begin

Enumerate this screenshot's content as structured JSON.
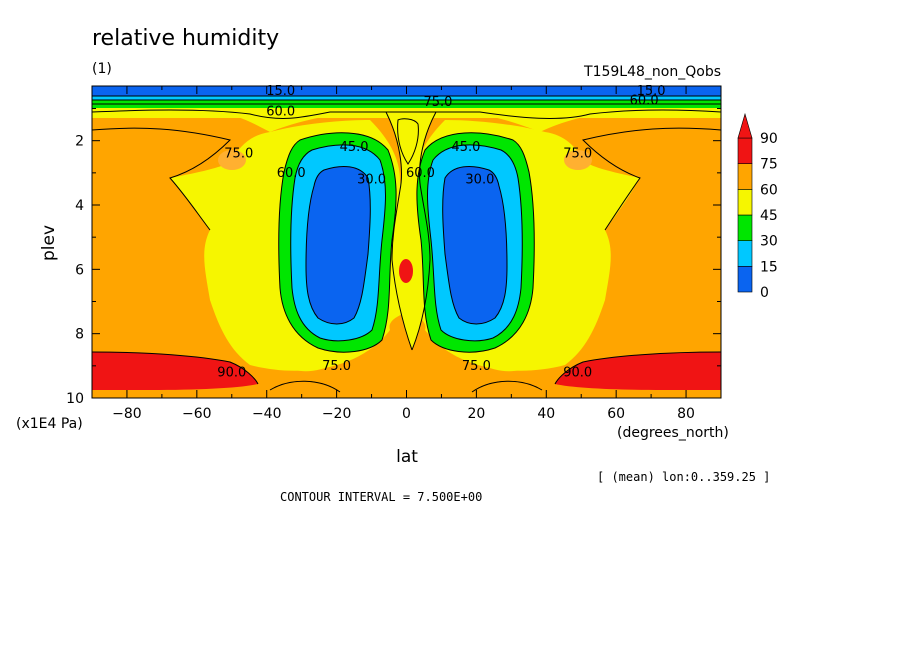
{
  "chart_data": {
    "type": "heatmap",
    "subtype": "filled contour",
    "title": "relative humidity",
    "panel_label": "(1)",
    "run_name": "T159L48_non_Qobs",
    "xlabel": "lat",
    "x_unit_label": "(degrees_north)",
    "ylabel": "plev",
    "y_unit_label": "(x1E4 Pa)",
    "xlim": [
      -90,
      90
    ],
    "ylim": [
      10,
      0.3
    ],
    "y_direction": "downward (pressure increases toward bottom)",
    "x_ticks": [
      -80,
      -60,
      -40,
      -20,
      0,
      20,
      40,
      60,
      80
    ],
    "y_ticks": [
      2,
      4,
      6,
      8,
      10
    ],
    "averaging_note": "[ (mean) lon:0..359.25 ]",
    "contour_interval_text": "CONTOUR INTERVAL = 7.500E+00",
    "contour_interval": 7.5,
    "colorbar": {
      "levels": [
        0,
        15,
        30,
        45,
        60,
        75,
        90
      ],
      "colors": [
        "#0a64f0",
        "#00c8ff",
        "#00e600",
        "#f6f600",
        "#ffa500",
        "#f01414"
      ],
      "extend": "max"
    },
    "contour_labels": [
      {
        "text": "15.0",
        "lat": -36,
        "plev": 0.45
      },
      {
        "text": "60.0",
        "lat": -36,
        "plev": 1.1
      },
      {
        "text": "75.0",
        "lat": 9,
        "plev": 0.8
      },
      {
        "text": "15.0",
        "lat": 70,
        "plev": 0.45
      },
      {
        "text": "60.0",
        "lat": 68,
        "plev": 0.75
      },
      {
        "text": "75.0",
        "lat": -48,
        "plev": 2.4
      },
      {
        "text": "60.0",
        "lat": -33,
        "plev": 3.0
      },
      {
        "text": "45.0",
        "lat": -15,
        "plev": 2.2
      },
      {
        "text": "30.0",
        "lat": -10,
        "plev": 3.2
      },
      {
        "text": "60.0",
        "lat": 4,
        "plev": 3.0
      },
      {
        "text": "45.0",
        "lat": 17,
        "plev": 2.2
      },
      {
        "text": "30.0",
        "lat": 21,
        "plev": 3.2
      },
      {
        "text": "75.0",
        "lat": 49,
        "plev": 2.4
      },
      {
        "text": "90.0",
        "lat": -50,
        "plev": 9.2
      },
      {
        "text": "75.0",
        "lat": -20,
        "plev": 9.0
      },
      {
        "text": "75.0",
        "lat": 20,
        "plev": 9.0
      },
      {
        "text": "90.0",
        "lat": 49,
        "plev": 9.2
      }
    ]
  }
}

end
begin

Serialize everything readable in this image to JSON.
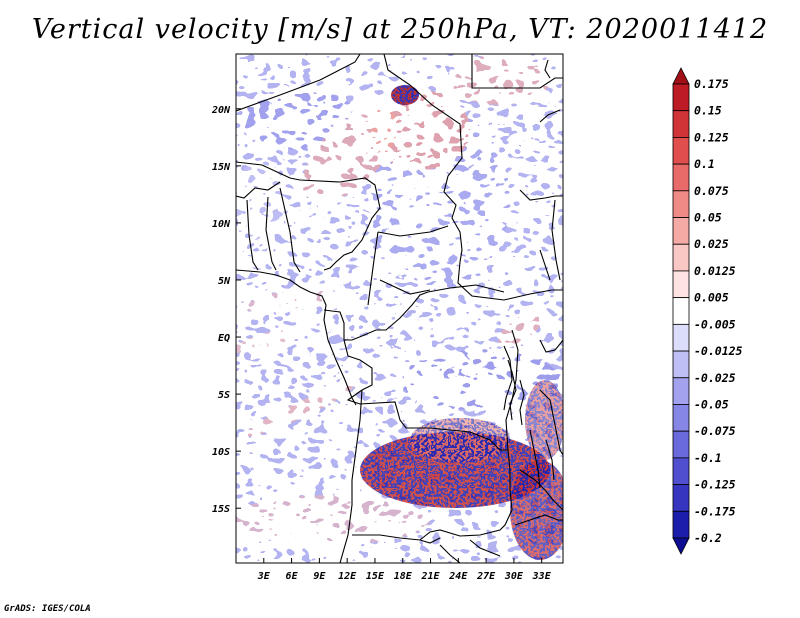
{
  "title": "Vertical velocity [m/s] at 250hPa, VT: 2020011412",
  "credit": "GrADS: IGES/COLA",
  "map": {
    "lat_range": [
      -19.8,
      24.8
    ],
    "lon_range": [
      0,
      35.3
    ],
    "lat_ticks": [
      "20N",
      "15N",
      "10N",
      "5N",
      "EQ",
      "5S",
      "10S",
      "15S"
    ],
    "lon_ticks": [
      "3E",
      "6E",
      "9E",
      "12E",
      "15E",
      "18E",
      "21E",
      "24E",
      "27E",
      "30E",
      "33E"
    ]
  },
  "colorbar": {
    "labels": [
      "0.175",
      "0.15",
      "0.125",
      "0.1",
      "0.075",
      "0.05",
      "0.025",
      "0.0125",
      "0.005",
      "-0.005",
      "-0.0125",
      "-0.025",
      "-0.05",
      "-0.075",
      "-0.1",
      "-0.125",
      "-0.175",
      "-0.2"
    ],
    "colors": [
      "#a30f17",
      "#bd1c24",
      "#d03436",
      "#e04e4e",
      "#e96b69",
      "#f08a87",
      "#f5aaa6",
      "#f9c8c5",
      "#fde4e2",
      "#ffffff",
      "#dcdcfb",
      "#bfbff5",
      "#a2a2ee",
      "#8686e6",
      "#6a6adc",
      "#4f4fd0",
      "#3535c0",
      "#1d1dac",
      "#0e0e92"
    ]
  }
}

end
begin

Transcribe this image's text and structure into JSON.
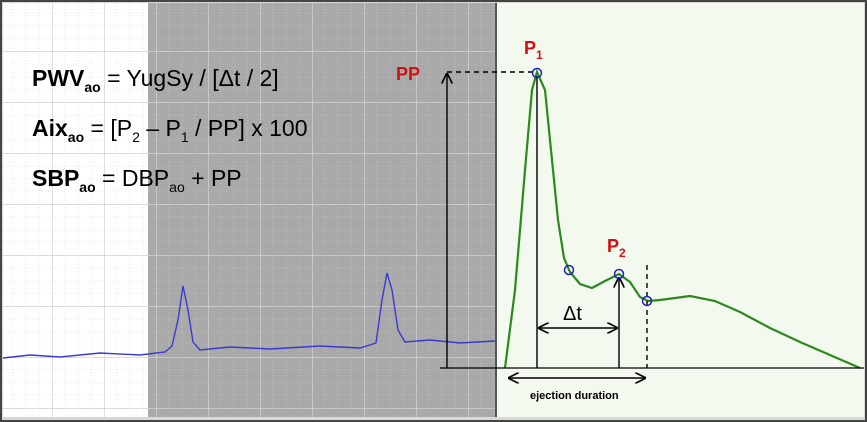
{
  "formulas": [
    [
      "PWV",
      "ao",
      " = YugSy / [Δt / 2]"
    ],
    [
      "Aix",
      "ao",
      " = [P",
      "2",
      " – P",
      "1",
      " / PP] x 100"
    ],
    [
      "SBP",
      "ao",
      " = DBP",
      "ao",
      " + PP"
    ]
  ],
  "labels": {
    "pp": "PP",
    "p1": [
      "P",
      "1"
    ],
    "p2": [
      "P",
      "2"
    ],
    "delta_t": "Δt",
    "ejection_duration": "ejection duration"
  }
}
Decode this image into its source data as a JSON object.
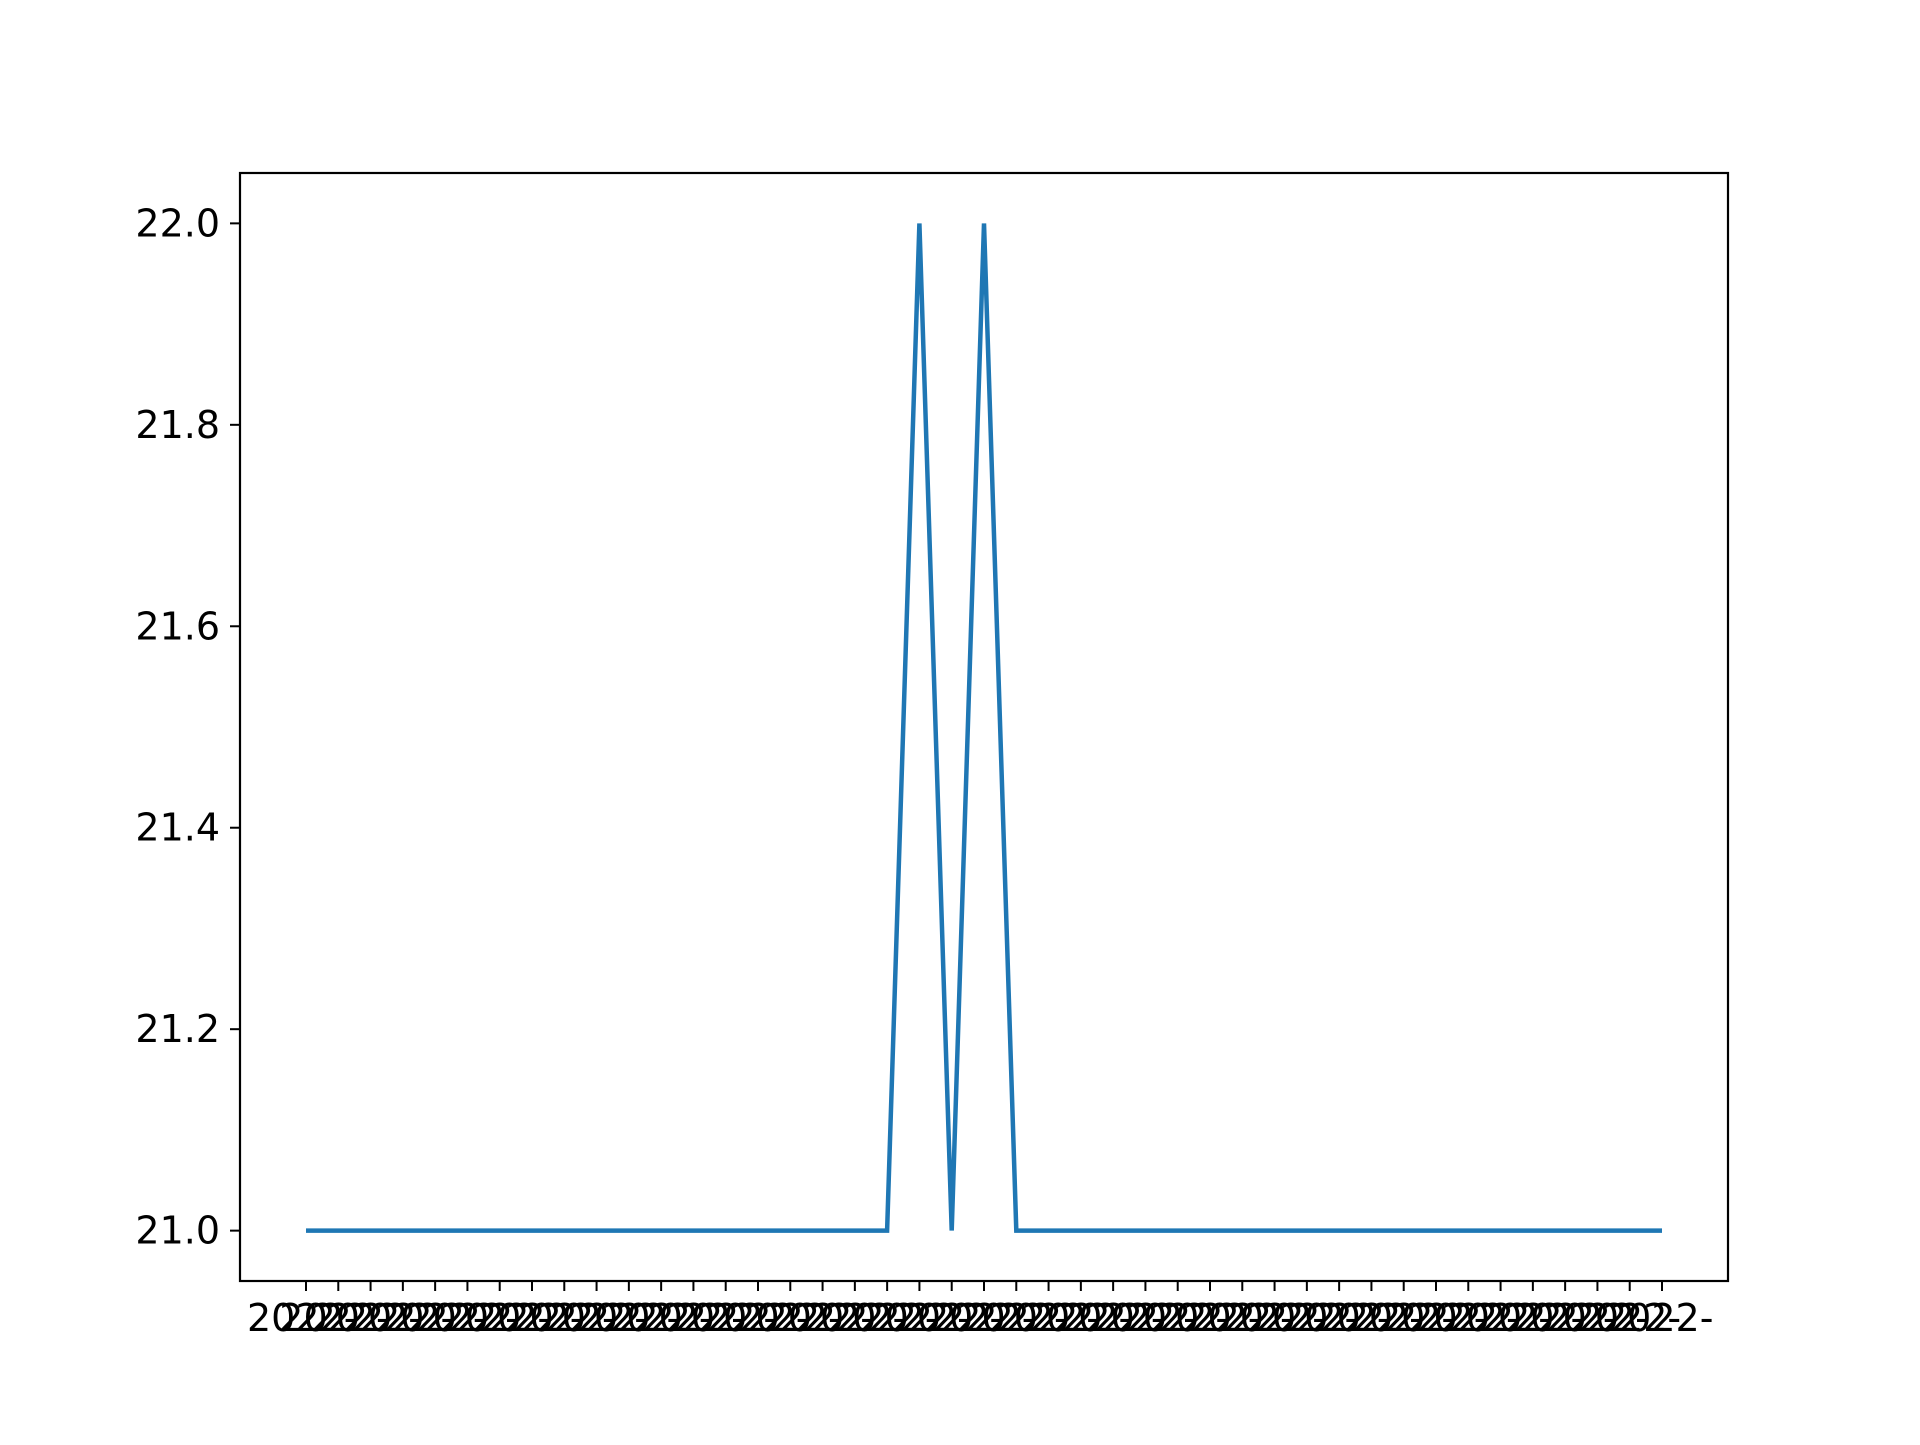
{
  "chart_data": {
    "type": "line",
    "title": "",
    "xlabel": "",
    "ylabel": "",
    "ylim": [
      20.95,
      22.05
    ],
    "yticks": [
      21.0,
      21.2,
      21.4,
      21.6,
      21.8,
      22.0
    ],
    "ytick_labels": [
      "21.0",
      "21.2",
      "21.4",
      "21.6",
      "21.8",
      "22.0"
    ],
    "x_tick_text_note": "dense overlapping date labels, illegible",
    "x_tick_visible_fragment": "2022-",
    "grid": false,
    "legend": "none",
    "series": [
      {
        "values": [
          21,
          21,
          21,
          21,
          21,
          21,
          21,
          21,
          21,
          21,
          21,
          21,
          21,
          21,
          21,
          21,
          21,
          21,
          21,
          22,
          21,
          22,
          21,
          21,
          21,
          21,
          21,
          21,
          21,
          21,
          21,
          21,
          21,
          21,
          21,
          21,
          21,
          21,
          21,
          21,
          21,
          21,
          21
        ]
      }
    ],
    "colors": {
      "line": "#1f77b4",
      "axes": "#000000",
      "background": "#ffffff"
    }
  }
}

end

*Task brief*
Copy all lines of the material above where the string "image" occurs.

*Result of this exercise*
Serialize everything readable in this image to JSON.
Transcribe this image's text and structure into JSON.
Decode this image into its source data as a JSON object.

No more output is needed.